START Material for this exercise

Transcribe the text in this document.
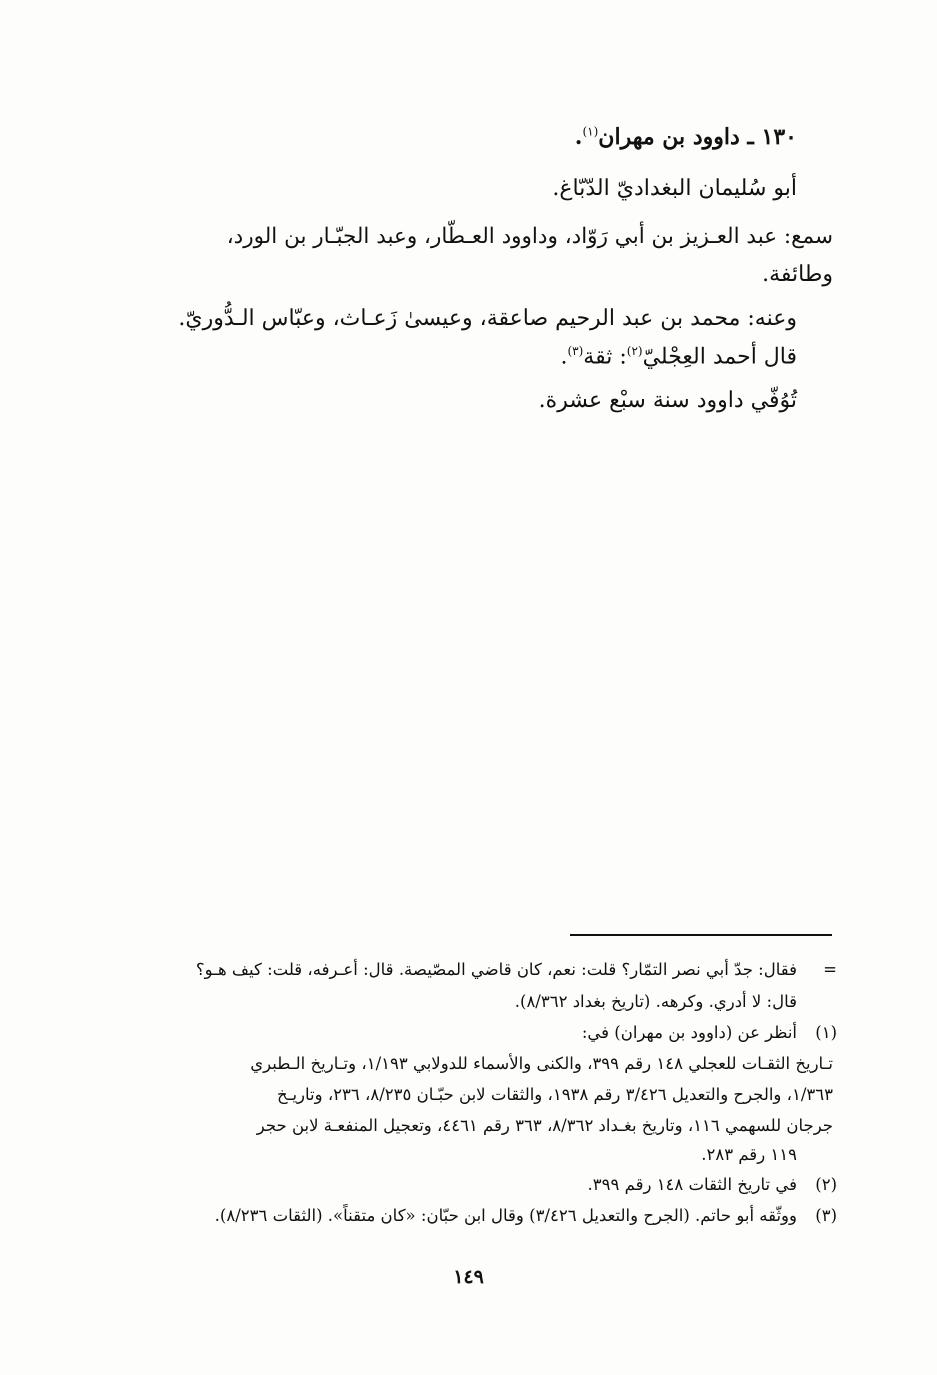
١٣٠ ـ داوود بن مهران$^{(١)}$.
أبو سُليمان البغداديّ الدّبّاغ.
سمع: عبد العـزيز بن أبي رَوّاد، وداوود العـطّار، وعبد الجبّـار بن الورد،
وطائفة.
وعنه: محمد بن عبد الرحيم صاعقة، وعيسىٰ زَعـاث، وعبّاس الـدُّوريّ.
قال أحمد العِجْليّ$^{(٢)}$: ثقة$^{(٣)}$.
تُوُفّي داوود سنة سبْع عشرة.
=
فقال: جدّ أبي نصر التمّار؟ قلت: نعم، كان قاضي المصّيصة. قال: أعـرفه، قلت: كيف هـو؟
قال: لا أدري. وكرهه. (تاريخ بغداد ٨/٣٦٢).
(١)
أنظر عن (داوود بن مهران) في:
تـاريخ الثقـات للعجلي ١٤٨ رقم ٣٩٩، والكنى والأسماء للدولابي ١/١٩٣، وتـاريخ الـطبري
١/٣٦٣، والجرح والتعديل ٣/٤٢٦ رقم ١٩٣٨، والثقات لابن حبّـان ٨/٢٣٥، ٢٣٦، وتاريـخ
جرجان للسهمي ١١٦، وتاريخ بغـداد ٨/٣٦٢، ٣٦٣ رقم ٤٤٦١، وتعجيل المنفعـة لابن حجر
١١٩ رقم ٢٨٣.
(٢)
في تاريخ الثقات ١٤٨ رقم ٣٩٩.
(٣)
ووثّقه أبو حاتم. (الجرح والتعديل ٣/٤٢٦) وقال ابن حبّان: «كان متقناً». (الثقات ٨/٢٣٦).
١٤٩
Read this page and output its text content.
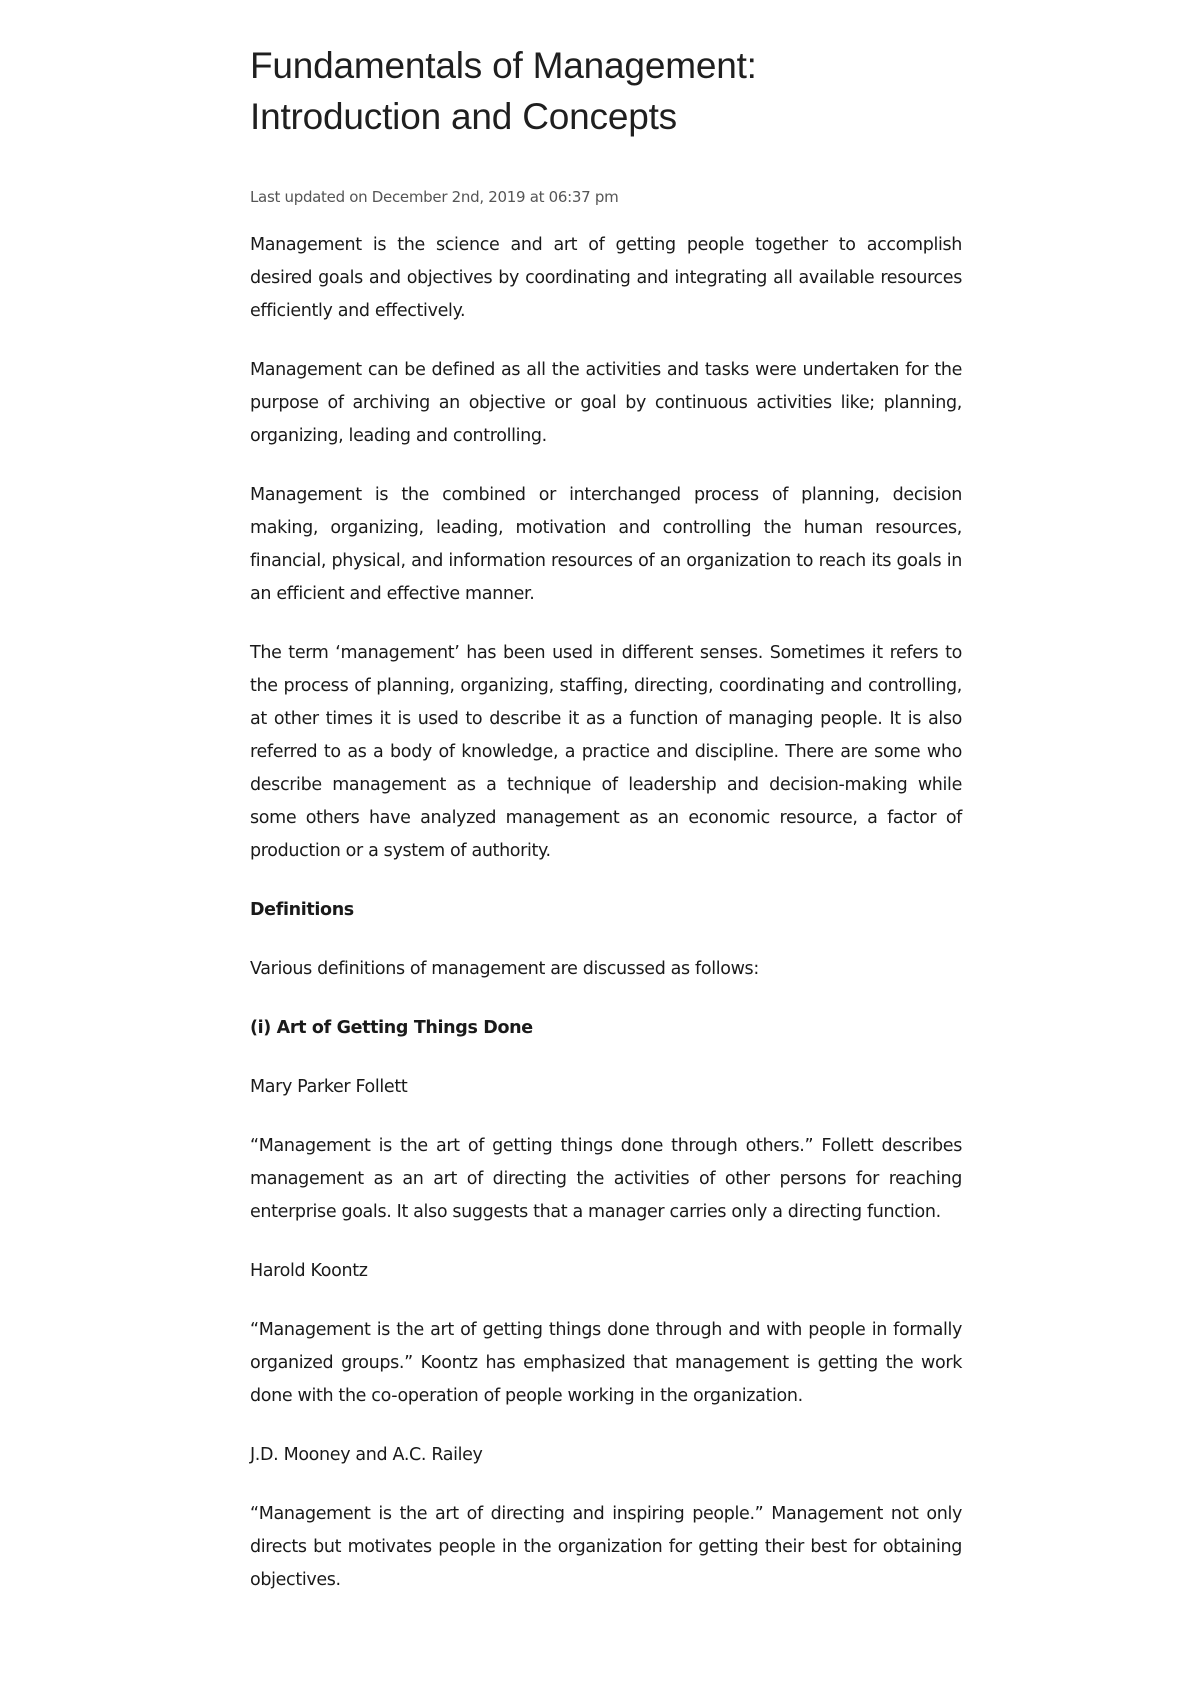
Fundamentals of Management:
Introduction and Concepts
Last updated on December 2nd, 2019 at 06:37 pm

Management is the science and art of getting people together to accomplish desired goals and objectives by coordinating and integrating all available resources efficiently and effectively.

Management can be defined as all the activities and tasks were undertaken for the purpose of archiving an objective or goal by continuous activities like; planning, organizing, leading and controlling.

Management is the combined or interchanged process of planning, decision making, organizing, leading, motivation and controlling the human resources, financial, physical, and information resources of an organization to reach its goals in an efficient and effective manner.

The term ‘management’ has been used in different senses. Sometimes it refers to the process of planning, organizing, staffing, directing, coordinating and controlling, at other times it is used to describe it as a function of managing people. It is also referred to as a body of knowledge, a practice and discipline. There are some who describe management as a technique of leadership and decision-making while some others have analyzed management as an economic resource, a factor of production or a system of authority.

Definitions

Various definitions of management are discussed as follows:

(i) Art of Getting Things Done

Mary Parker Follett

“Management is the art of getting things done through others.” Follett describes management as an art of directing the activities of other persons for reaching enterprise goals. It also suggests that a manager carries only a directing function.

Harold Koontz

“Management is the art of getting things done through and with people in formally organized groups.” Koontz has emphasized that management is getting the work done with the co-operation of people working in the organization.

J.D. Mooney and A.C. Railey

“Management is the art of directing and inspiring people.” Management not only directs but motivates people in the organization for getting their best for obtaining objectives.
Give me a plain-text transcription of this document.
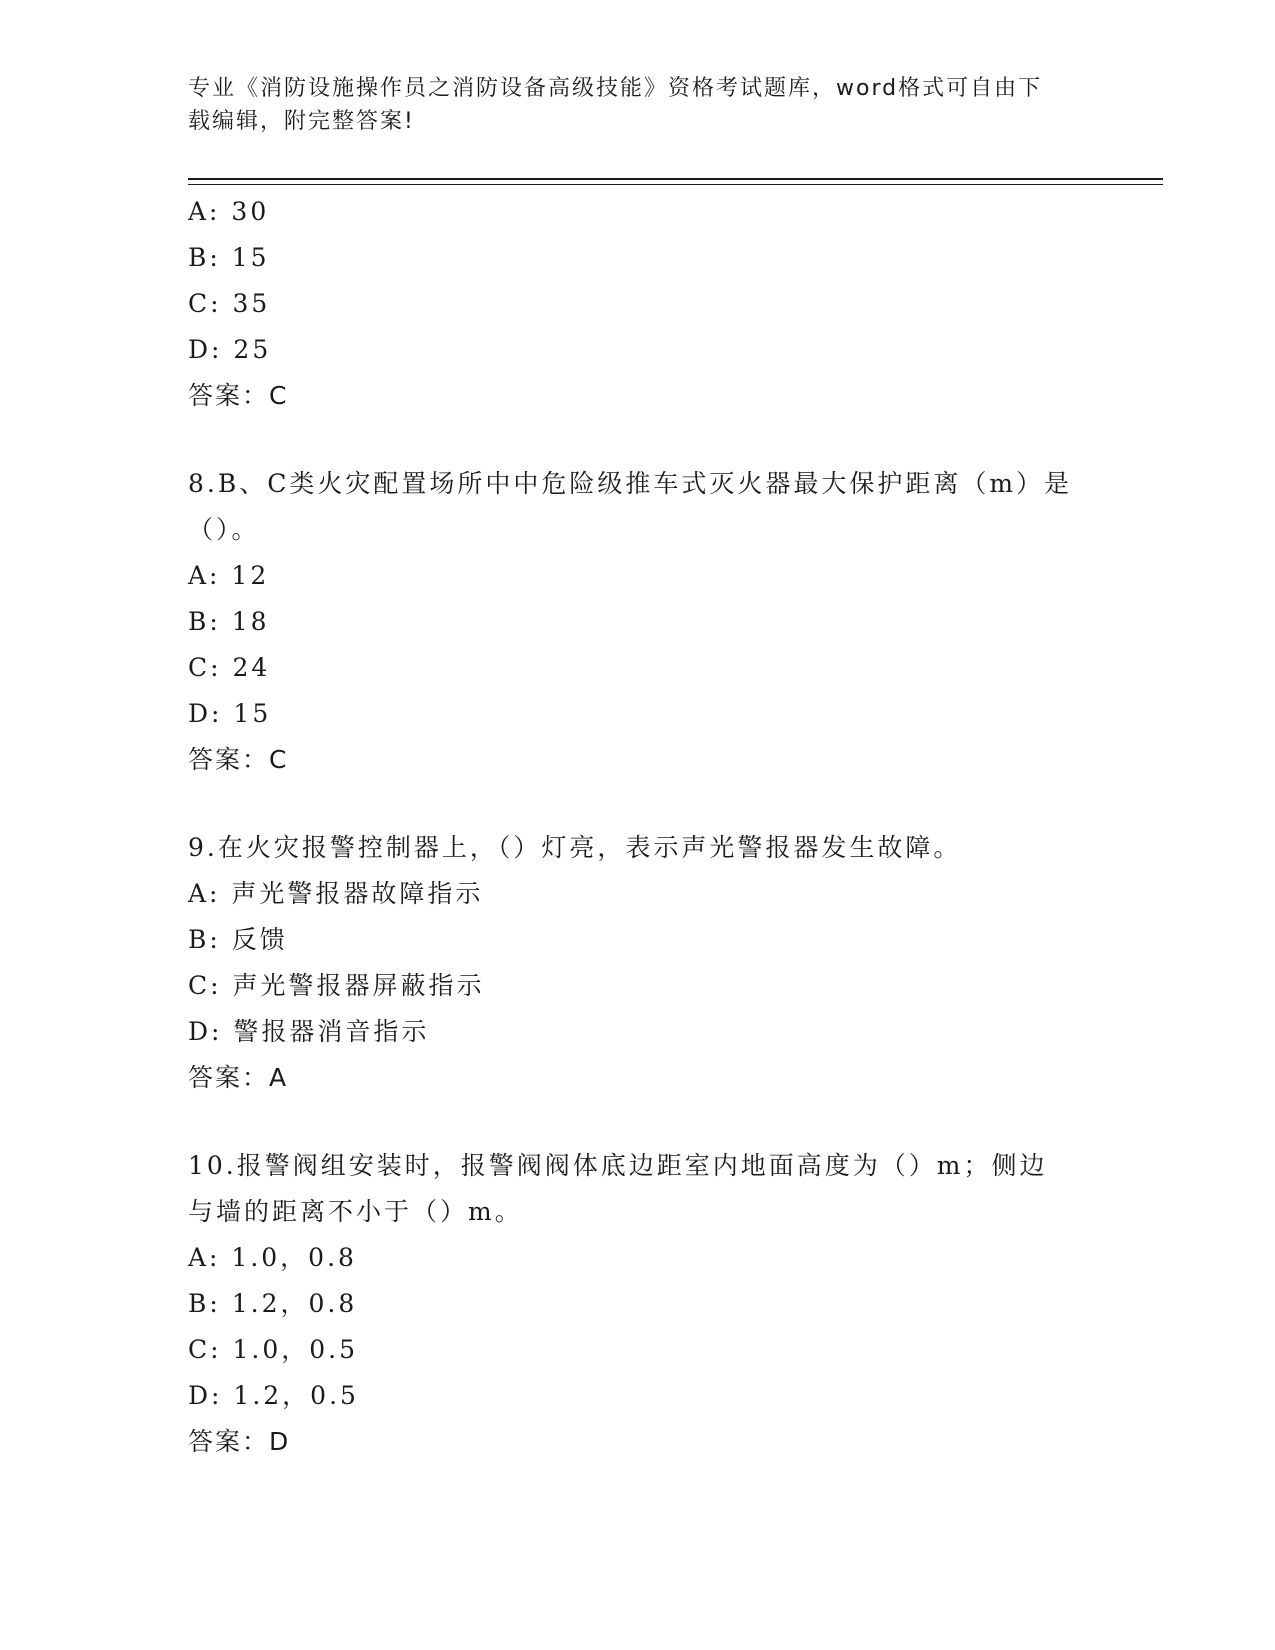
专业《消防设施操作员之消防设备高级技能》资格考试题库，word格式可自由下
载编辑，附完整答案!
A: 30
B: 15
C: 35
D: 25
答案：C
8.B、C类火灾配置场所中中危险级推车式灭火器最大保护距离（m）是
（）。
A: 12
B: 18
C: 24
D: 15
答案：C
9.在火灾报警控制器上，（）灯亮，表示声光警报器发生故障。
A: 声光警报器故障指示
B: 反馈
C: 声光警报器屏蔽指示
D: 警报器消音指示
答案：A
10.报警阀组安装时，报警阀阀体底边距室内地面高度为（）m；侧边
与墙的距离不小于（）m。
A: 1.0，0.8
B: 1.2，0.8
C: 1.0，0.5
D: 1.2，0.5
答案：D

END Material for this exercise

What you have to do » Reproduce every line exactly and omit all pictures.

Reply to the exercise »
Transcribe the text in this document.
١٣٠ ـ داوود بن مهران$^{(١)}$.
أبو سُليمان البغداديّ الدّبّاغ.
سمع: عبد العـزيز بن أبي رَوّاد، وداوود العـطّار، وعبد الجبّـار بن الورد،
وطائفة.
وعنه: محمد بن عبد الرحيم صاعقة، وعيسىٰ زَعـاث، وعبّاس الـدُّوريّ.
قال أحمد العِجْليّ$^{(٢)}$: ثقة$^{(٣)}$.
تُوُفّي داوود سنة سبْع عشرة.
=
فقال: جدّ أبي نصر التمّار؟ قلت: نعم، كان قاضي المصّيصة. قال: أعـرفه، قلت: كيف هـو؟
قال: لا أدري. وكرهه. (تاريخ بغداد ٨/٣٦٢).
(١)
أنظر عن (داوود بن مهران) في:
تـاريخ الثقـات للعجلي ١٤٨ رقم ٣٩٩، والكنى والأسماء للدولابي ١/١٩٣، وتـاريخ الـطبري
١/٣٦٣، والجرح والتعديل ٣/٤٢٦ رقم ١٩٣٨، والثقات لابن حبّـان ٨/٢٣٥، ٢٣٦، وتاريـخ
جرجان للسهمي ١١٦، وتاريخ بغـداد ٨/٣٦٢، ٣٦٣ رقم ٤٤٦١، وتعجيل المنفعـة لابن حجر
١١٩ رقم ٢٨٣.
(٢)
في تاريخ الثقات ١٤٨ رقم ٣٩٩.
(٣)
ووثّقه أبو حاتم. (الجرح والتعديل ٣/٤٢٦) وقال ابن حبّان: «كان متقناً». (الثقات ٨/٢٣٦).
١٤٩
Read this page and output its text content.
Fundamentals of Management:
Introduction and Concepts
Last updated on December 2nd, 2019 at 06:37 pm

Management is the science and art of getting people together to accomplish desired goals and objectives by coordinating and integrating all available resources efficiently and effectively.

Management can be defined as all the activities and tasks were undertaken for the purpose of archiving an objective or goal by continuous activities like; planning, organizing, leading and controlling.

Management is the combined or interchanged process of planning, decision making, organizing, leading, motivation and controlling the human resources, financial, physical, and information resources of an organization to reach its goals in an efficient and effective manner.

The term ‘management’ has been used in different senses. Sometimes it refers to the process of planning, organizing, staffing, directing, coordinating and controlling, at other times it is used to describe it as a function of managing people. It is also referred to as a body of knowledge, a practice and discipline. There are some who describe management as a technique of leadership and decision-making while some others have analyzed management as an economic resource, a factor of production or a system of authority.

Definitions

Various definitions of management are discussed as follows:

(i) Art of Getting Things Done

Mary Parker Follett

“Management is the art of getting things done through others.” Follett describes management as an art of directing the activities of other persons for reaching enterprise goals. It also suggests that a manager carries only a directing function.

Harold Koontz

“Management is the art of getting things done through and with people in formally organized groups.” Koontz has emphasized that management is getting the work done with the co-operation of people working in the organization.

J.D. Mooney and A.C. Railey

“Management is the art of directing and inspiring people.” Management not only directs but motivates people in the organization for getting their best for obtaining objectives.
Give me a plain-text transcription of this document.
专业《消防设施操作员之消防设备高级技能》资格考试题库，word格式可自由下
载编辑，附完整答案!
A: 30
B: 15
C: 35
D: 25
答案：C
8.B、C类火灾配置场所中中危险级推车式灭火器最大保护距离（m）是
（）。
A: 12
B: 18
C: 24
D: 15
答案：C
9.在火灾报警控制器上，（）灯亮，表示声光警报器发生故障。
A: 声光警报器故障指示
B: 反馈
C: 声光警报器屏蔽指示
D: 警报器消音指示
答案：A
10.报警阀组安装时，报警阀阀体底边距室内地面高度为（）m；侧边
与墙的距离不小于（）m。
A: 1.0，0.8
B: 1.2，0.8
C: 1.0，0.5
D: 1.2，0.5
答案：D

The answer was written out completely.